##### RECORD SET #####
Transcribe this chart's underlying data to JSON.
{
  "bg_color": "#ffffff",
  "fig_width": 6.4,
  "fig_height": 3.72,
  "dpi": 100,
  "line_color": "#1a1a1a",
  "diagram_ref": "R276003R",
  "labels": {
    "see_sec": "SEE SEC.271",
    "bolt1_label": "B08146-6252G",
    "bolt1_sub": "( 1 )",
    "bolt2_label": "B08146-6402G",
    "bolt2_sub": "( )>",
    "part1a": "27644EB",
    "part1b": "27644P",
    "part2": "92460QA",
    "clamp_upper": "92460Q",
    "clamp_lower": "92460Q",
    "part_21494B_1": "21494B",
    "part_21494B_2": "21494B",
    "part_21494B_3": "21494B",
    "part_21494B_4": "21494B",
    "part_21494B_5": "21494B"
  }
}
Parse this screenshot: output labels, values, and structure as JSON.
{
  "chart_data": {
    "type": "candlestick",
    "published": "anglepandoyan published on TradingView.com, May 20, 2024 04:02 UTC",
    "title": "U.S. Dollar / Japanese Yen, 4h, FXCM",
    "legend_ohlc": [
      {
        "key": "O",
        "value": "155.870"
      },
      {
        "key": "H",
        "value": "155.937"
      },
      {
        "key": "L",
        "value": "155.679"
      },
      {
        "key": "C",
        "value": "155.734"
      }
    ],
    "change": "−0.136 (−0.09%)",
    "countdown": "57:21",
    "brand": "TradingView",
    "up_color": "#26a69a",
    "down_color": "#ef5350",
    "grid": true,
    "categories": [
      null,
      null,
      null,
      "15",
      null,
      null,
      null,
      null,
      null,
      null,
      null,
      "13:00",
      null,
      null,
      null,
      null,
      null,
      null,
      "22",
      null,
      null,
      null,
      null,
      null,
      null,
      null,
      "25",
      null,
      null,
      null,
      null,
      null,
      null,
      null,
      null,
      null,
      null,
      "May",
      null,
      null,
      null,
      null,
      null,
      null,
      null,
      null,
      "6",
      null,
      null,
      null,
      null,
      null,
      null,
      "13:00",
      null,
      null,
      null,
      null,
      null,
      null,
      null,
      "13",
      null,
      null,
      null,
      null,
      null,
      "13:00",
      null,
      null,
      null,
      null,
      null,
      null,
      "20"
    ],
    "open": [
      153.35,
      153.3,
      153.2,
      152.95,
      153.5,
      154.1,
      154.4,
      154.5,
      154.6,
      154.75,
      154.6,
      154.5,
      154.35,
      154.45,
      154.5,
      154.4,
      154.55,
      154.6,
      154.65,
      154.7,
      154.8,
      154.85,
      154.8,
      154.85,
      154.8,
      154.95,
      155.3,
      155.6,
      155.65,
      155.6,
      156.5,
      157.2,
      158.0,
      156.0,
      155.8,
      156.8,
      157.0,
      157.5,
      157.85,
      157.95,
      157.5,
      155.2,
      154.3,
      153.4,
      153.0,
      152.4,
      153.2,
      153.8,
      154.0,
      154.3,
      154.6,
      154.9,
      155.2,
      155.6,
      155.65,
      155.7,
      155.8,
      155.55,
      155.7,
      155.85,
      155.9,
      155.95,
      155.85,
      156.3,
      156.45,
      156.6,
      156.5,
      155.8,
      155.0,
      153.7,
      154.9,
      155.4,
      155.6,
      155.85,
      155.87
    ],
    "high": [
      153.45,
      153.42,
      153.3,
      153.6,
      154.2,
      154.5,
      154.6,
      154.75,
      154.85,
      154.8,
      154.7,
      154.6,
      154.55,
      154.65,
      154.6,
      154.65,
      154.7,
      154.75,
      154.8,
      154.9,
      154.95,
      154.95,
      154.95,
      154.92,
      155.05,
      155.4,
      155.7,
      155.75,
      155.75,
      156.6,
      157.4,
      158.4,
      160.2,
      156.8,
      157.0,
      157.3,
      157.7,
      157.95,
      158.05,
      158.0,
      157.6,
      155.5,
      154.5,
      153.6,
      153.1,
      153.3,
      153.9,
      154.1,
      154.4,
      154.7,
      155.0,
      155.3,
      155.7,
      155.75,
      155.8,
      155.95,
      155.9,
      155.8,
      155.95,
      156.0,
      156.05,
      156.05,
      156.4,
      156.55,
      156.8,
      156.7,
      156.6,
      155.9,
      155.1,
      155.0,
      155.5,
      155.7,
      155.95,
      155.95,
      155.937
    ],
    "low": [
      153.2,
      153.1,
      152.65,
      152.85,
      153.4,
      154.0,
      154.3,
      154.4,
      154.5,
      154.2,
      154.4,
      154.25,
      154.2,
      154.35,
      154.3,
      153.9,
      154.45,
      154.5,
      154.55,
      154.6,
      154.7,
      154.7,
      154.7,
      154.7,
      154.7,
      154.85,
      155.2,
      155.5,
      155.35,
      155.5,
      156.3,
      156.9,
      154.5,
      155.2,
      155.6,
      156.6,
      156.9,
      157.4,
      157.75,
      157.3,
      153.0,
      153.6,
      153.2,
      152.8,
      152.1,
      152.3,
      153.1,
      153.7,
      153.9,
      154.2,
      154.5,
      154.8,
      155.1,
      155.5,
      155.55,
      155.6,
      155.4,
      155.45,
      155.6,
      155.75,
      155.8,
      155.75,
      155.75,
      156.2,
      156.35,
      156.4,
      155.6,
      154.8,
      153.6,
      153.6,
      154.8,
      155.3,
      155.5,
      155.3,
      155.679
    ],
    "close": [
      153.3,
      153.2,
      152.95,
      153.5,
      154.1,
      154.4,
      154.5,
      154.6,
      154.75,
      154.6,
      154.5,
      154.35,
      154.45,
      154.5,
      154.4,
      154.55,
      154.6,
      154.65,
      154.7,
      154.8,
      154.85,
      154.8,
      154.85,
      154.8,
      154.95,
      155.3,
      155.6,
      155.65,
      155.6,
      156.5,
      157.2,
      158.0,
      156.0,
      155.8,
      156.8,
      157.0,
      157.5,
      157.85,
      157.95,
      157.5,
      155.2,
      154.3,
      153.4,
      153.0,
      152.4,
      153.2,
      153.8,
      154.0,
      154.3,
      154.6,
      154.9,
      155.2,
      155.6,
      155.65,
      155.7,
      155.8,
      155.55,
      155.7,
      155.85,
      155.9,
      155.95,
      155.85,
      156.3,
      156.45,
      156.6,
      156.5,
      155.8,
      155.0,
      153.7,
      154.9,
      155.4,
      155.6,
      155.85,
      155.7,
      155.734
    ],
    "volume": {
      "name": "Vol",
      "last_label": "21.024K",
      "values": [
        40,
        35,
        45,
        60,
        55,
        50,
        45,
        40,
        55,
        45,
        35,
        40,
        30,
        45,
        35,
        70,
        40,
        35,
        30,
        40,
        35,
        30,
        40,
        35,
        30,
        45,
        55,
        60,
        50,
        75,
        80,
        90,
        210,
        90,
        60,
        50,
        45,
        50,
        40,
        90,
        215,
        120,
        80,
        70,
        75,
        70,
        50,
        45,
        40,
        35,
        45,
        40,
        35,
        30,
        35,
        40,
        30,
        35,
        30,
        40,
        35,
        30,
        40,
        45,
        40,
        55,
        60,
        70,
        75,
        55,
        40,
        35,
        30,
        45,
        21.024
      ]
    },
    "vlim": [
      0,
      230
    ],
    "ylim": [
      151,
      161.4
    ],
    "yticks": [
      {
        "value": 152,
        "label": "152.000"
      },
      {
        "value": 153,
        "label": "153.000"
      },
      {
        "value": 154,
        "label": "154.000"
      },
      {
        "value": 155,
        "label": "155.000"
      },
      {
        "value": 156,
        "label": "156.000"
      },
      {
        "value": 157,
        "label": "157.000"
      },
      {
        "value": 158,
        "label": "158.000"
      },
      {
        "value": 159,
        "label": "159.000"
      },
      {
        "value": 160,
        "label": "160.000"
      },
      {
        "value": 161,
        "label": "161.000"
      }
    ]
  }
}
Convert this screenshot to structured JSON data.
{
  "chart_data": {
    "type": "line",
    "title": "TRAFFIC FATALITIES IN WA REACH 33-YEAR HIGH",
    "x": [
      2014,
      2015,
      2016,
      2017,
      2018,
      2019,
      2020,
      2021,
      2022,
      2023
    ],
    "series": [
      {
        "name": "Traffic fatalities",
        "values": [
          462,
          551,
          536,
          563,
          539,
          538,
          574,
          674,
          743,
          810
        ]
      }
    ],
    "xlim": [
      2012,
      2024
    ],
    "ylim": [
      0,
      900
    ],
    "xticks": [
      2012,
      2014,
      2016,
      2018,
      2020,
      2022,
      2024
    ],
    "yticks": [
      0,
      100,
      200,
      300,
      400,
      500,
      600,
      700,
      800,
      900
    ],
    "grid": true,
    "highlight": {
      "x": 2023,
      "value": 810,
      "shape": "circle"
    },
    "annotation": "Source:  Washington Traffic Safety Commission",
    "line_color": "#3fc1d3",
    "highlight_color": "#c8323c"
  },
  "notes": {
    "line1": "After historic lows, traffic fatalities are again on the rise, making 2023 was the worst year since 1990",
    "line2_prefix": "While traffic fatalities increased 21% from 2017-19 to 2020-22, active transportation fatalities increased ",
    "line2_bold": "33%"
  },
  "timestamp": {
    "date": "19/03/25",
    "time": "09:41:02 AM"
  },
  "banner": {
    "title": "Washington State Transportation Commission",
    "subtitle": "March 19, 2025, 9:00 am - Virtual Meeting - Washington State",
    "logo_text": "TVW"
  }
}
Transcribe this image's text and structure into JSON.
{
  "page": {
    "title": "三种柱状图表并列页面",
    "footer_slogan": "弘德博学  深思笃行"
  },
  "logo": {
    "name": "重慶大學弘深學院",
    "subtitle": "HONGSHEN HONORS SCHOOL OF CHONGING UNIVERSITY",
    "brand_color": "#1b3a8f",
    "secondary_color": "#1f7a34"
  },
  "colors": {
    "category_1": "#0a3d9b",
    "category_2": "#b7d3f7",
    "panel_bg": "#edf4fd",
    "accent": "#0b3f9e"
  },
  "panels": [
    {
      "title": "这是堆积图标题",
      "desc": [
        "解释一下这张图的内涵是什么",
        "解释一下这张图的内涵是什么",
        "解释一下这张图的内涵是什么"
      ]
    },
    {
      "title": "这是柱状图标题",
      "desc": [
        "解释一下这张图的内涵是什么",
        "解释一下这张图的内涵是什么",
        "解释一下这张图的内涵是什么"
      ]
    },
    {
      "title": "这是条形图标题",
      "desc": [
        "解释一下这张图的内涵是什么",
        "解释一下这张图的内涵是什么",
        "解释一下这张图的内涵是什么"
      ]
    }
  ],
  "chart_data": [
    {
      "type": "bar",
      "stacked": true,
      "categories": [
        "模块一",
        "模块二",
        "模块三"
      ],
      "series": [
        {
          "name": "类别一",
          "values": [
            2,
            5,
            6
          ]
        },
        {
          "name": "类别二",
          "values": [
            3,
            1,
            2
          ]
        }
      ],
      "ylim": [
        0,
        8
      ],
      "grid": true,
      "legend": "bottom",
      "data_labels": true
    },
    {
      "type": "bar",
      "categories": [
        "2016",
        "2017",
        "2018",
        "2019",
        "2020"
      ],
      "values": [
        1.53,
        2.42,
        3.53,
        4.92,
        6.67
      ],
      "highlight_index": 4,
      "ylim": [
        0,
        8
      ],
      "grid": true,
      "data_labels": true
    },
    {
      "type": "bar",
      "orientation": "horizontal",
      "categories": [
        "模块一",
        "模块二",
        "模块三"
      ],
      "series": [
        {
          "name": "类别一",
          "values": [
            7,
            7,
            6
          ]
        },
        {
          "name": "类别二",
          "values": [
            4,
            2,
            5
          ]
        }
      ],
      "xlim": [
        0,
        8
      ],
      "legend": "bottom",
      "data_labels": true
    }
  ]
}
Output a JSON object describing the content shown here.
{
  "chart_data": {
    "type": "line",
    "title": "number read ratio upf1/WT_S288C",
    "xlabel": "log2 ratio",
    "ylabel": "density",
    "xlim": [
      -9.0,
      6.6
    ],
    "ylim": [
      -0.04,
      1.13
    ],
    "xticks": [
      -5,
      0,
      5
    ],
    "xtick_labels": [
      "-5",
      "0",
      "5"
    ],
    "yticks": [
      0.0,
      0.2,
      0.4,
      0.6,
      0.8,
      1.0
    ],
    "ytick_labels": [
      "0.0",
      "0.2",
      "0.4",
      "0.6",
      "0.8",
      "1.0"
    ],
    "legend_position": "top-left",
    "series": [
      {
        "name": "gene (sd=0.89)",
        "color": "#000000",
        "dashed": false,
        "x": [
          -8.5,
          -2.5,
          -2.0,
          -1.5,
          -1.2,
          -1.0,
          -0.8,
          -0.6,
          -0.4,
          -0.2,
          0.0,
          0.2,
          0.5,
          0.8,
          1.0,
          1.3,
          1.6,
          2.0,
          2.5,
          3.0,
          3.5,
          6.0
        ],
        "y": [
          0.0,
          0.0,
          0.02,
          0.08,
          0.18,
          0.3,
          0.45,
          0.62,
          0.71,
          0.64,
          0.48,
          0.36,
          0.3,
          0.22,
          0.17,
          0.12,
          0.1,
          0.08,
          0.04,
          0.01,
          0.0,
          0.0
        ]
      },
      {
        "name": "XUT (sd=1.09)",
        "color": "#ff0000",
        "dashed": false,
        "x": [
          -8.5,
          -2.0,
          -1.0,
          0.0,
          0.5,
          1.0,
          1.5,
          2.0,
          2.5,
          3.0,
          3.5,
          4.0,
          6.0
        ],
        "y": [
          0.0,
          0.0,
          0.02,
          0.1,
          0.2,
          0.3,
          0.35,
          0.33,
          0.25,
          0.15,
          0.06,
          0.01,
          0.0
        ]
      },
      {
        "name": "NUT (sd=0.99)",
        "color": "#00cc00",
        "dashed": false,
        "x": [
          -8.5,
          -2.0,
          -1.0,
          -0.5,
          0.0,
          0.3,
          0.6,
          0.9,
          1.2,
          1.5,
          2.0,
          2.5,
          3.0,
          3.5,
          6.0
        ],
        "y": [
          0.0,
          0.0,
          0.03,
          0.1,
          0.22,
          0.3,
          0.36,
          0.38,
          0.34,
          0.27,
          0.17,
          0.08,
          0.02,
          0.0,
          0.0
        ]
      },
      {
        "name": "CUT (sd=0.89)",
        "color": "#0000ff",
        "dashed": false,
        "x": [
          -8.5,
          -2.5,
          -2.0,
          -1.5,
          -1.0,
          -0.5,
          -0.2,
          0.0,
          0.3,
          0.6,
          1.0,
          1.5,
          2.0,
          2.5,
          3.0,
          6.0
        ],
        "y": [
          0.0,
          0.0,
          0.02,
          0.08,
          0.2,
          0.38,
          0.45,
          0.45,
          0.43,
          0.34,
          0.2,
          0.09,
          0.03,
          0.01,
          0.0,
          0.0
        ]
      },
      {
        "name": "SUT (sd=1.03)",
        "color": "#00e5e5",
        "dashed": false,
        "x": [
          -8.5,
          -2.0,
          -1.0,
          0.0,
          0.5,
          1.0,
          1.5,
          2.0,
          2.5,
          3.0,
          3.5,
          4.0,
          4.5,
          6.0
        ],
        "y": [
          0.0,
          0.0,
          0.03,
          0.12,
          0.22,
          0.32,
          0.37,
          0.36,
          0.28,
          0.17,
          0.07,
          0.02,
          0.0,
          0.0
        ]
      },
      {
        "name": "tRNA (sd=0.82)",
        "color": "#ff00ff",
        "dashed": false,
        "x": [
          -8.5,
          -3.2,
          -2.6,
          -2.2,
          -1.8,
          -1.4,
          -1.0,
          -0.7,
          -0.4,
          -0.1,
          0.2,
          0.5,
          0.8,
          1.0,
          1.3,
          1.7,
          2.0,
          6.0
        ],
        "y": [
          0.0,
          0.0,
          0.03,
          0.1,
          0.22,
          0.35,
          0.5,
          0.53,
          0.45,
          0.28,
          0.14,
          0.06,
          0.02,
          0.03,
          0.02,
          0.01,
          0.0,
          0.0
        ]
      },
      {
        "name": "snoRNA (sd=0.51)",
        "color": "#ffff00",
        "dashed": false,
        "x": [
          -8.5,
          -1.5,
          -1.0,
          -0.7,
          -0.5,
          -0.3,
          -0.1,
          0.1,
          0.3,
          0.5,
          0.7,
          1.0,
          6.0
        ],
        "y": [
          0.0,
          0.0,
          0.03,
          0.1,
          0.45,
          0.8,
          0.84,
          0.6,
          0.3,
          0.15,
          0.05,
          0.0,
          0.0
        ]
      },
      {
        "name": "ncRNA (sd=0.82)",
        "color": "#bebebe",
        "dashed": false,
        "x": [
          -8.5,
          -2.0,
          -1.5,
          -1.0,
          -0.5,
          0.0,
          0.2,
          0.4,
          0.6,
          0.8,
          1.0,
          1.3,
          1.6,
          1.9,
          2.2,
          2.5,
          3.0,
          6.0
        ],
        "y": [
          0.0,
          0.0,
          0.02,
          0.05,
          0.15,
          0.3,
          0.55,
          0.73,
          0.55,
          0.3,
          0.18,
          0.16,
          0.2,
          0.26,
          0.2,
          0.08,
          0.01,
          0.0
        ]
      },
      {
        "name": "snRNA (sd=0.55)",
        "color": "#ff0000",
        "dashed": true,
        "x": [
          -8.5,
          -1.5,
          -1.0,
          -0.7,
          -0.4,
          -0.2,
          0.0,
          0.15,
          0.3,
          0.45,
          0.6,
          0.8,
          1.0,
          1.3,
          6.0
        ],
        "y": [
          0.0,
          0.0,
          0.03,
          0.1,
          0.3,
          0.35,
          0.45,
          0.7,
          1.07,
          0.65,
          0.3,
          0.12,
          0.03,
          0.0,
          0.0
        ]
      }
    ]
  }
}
#####
Pull every line containing "State" from the data.

### [IN RESPONSE]
    "title": "Washington State Transportation Commission",
    "subtitle": "March 19, 2025, 9:00 am - Virtual Meeting - Washington State",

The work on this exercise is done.